## WORK INSTRUCTIONS
How many of the lines contain the string "федерального"? Give the number, with no other words.

* begin TASK DATA *

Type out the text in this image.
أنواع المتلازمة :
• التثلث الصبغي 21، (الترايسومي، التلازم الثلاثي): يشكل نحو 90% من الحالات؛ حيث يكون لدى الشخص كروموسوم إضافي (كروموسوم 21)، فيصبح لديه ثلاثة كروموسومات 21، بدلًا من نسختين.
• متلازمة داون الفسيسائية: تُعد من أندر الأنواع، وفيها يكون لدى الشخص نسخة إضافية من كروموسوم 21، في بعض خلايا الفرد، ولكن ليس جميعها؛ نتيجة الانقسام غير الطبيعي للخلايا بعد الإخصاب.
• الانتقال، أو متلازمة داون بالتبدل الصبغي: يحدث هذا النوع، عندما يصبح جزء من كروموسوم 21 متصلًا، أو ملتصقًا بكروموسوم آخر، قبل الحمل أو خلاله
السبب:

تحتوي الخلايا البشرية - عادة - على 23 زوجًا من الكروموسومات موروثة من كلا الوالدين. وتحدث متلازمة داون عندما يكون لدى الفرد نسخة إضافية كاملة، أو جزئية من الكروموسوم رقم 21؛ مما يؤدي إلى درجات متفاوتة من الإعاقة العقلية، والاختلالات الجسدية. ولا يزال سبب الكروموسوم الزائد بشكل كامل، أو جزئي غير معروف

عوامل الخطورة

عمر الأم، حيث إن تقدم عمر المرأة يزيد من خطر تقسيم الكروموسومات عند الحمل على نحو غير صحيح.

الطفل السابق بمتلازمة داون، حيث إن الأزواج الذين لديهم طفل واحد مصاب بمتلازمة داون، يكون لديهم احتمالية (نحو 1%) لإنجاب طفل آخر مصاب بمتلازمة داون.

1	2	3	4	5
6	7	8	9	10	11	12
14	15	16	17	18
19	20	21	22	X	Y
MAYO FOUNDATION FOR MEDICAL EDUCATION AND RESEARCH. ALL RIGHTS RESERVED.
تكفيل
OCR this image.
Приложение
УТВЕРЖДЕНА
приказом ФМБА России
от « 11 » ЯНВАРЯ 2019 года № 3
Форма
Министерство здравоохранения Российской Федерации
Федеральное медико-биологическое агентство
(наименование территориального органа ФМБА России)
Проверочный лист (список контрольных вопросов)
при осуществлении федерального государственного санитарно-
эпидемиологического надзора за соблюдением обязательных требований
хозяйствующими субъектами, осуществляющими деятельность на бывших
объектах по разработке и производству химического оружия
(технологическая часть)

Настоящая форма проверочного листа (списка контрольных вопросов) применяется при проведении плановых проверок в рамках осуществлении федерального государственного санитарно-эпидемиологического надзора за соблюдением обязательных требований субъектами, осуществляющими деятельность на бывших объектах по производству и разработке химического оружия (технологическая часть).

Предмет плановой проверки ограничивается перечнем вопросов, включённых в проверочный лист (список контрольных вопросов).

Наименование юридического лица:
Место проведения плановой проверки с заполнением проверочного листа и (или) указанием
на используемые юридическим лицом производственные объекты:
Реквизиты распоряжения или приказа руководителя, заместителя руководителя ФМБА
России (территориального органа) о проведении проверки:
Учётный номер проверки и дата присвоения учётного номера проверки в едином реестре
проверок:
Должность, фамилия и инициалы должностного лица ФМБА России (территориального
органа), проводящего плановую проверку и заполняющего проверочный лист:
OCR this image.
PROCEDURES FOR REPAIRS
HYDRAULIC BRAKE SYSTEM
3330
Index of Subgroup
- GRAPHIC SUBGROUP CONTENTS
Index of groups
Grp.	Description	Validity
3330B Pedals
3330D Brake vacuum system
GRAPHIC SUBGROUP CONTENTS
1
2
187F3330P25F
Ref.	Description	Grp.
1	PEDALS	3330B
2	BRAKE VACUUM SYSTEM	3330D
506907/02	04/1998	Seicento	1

* end TASK DATA *

## RESPONSE TO THIS EXERCISE
2